(What you will do): Find every line in the records below that holds the word "Corporation", and copy it out.

(Data for this task):
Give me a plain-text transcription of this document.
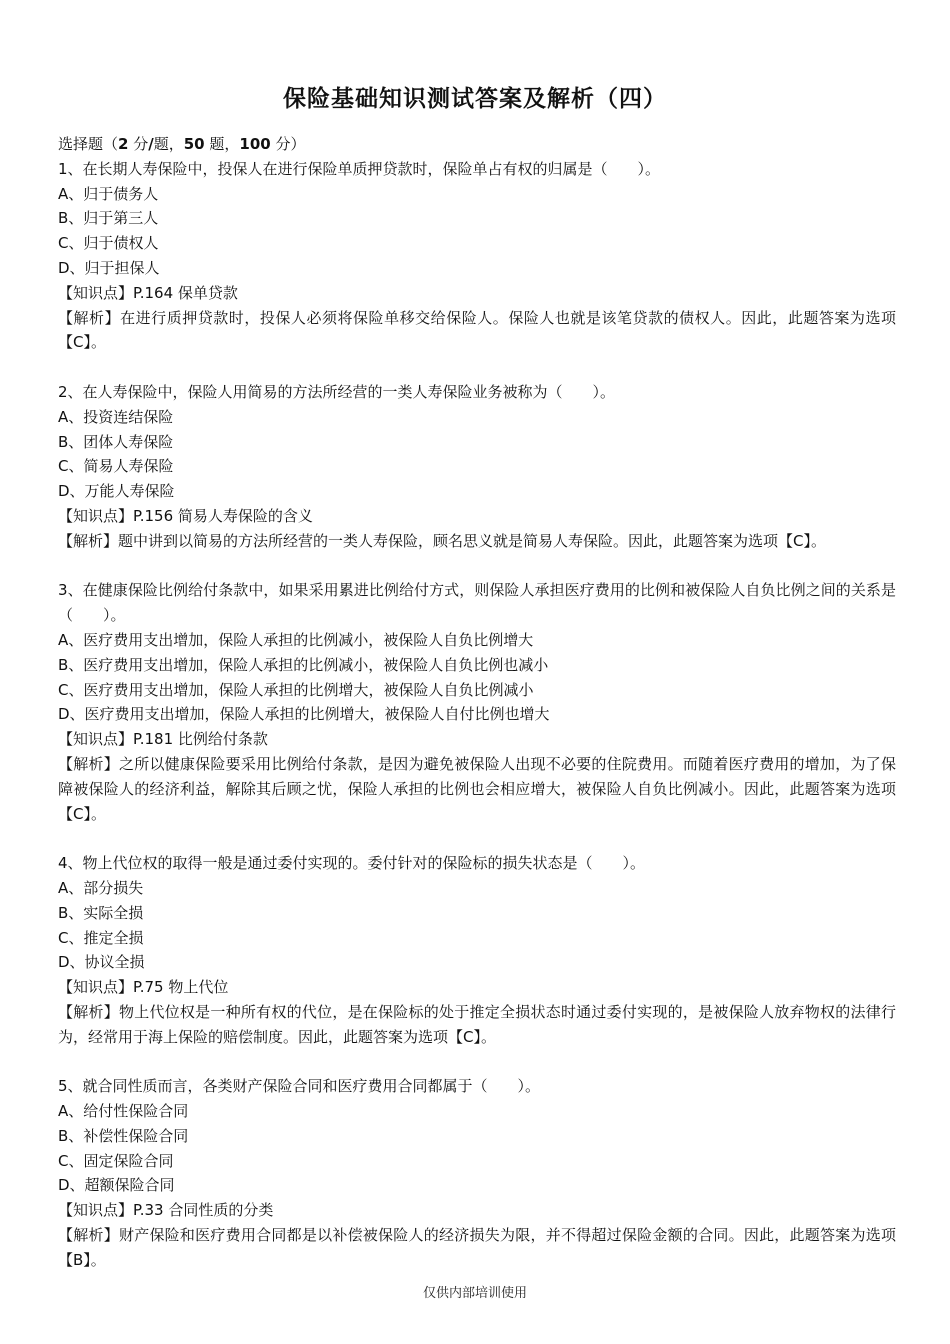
保险基础知识测试答案及解析（四）
选择题（2 分/题，50 题，100 分）
1、在长期人寿保险中，投保人在进行保险单质押贷款时，保险单占有权的归属是（　　）。
A、归于债务人
B、归于第三人
C、归于债权人
D、归于担保人
【知识点】P.164 保单贷款
【解析】在进行质押贷款时，投保人必须将保险单移交给保险人。保险人也就是该笔贷款的债权人。因此，此题答案为选项【C】。
2、在人寿保险中，保险人用简易的方法所经营的一类人寿保险业务被称为（　　）。
A、投资连结保险
B、团体人寿保险
C、简易人寿保险
D、万能人寿保险
【知识点】P.156 简易人寿保险的含义
【解析】题中讲到以简易的方法所经营的一类人寿保险，顾名思义就是简易人寿保险。因此，此题答案为选项【C】。
3、在健康保险比例给付条款中，如果采用累进比例给付方式，则保险人承担医疗费用的比例和被保险人自负比例之间的关系是（　　）。
A、医疗费用支出增加，保险人承担的比例减小，被保险人自负比例增大
B、医疗费用支出增加，保险人承担的比例减小，被保险人自负比例也减小
C、医疗费用支出增加，保险人承担的比例增大，被保险人自负比例减小
D、医疗费用支出增加，保险人承担的比例增大，被保险人自付比例也增大
【知识点】P.181 比例给付条款
【解析】之所以健康保险要采用比例给付条款，是因为避免被保险人出现不必要的住院费用。而随着医疗费用的增加，为了保障被保险人的经济利益，解除其后顾之忧，保险人承担的比例也会相应增大，被保险人自负比例减小。因此，此题答案为选项【C】。
4、物上代位权的取得一般是通过委付实现的。委付针对的保险标的损失状态是（　　）。
A、部分损失
B、实际全损
C、推定全损
D、协议全损
【知识点】P.75 物上代位
【解析】物上代位权是一种所有权的代位，是在保险标的处于推定全损状态时通过委付实现的，是被保险人放弃物权的法律行为，经常用于海上保险的赔偿制度。因此，此题答案为选项【C】。
5、就合同性质而言，各类财产保险合同和医疗费用合同都属于（　　）。
A、给付性保险合同
B、补偿性保险合同
C、固定保险合同
D、超额保险合同
【知识点】P.33 合同性质的分类
【解析】财产保险和医疗费用合同都是以补偿被保险人的经济损失为限，并不得超过保险金额的合同。因此，此题答案为选项【B】。
仅供内部培训使用
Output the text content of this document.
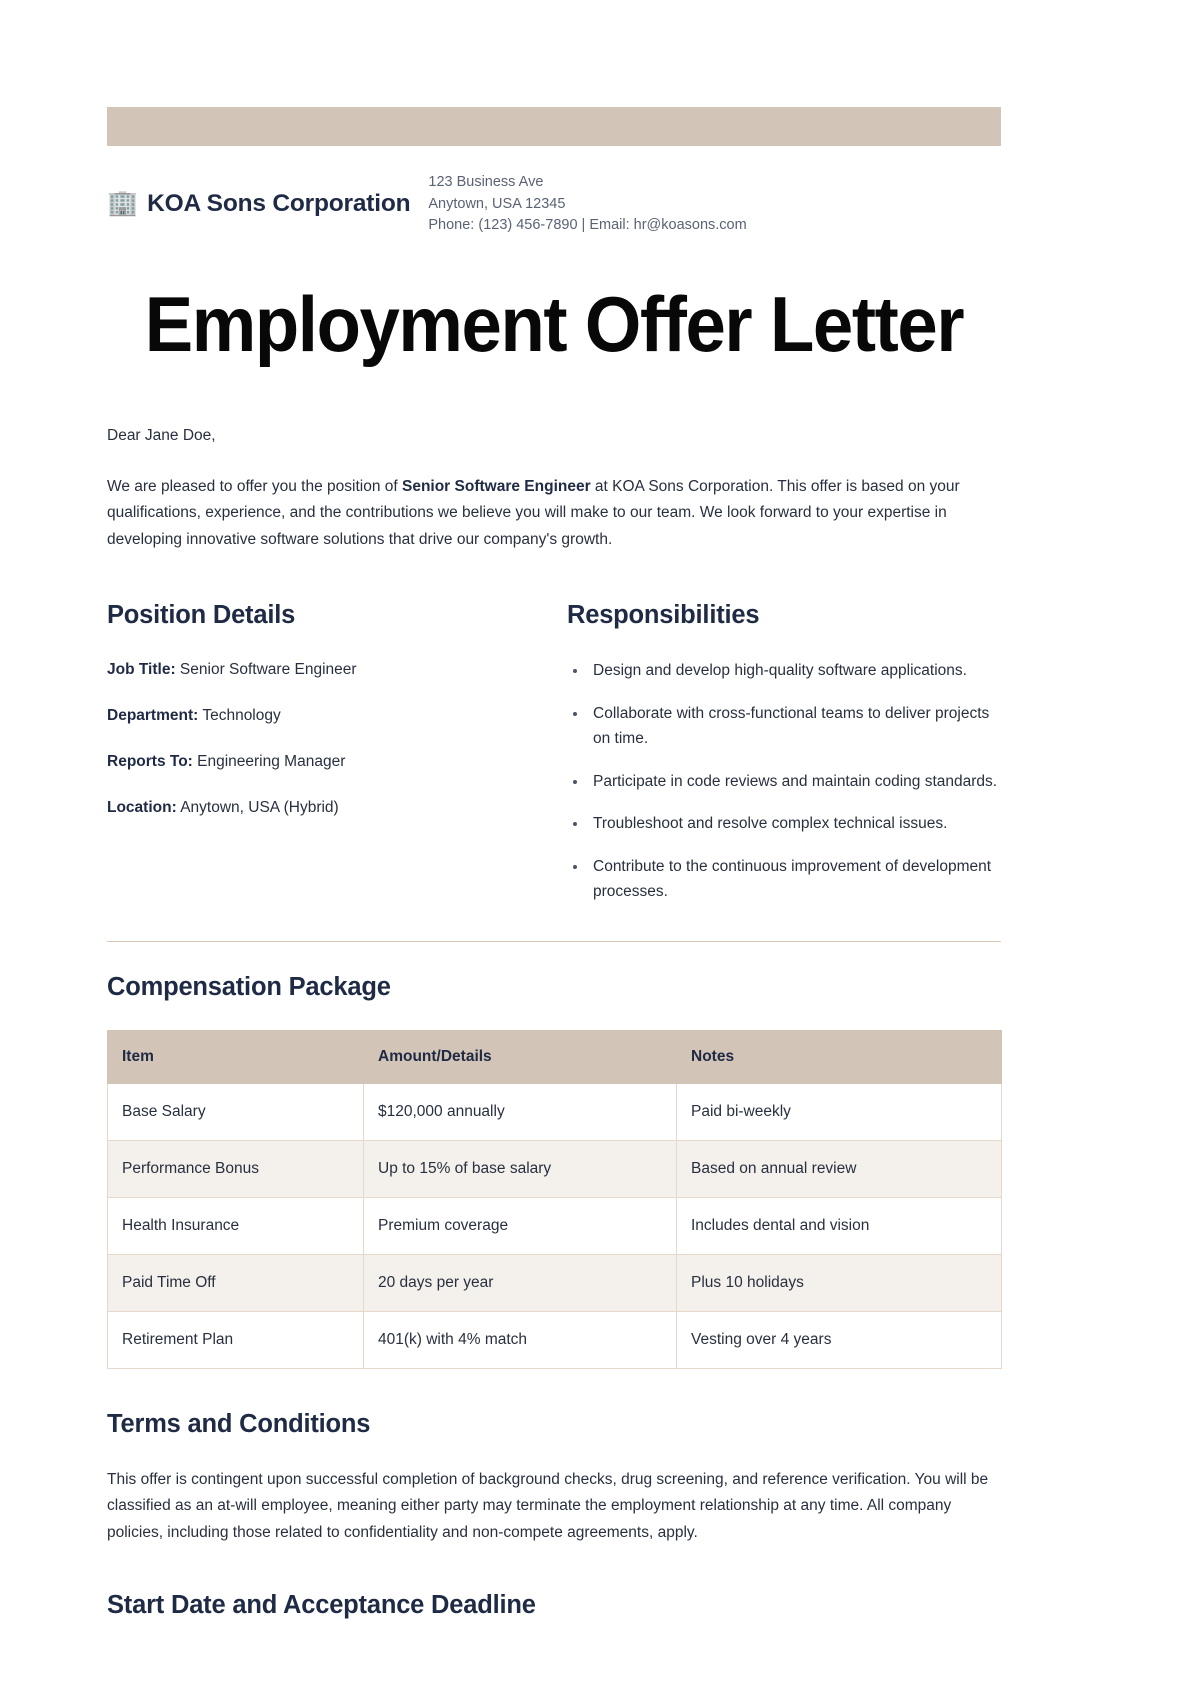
🏢 KOA Sons Corporation
123 Business Ave
Anytown, USA 12345
Phone: (123) 456-7890 | Email: hr@koasons.com
Employment Offer Letter

Dear Jane Doe,

We are pleased to offer you the position of Senior Software Engineer at KOA Sons Corporation. This offer is based on your qualifications, experience, and the contributions we believe you will make to our team. We look forward to your expertise in developing innovative software solutions that drive our company's growth.

Position Details
Job Title: Senior Software Engineer
Department: Technology
Reports To: Engineering Manager
Location: Anytown, USA (Hybrid)
Responsibilities
Design and develop high-quality software applications.
Collaborate with cross-functional teams to deliver projects on time.
Participate in code reviews and maintain coding standards.
Troubleshoot and resolve complex technical issues.
Contribute to the continuous improvement of development processes.
Compensation Package
Item	Amount/Details	Notes
Base Salary	$120,000 annually	Paid bi-weekly
Performance Bonus	Up to 15% of base salary	Based on annual review
Health Insurance	Premium coverage	Includes dental and vision
Paid Time Off	20 days per year	Plus 10 holidays
Retirement Plan	401(k) with 4% match	Vesting over 4 years
Terms and Conditions

This offer is contingent upon successful completion of background checks, drug screening, and reference verification. You will be classified as an at-will employee, meaning either party may terminate the employment relationship at any time. All company policies, including those related to confidentiality and non-compete agreements, apply.

Start Date and Acceptance Deadline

(Answer to this problem):
🏢 KOA Sons Corporation
We are pleased to offer you the position of Senior Software Engineer at KOA Sons Corporation. This offer is based on your qualifications, experience, and the contributions we believe you will make to our team. We look forward to your expertise in developing innovative software solutions that drive our company's growth.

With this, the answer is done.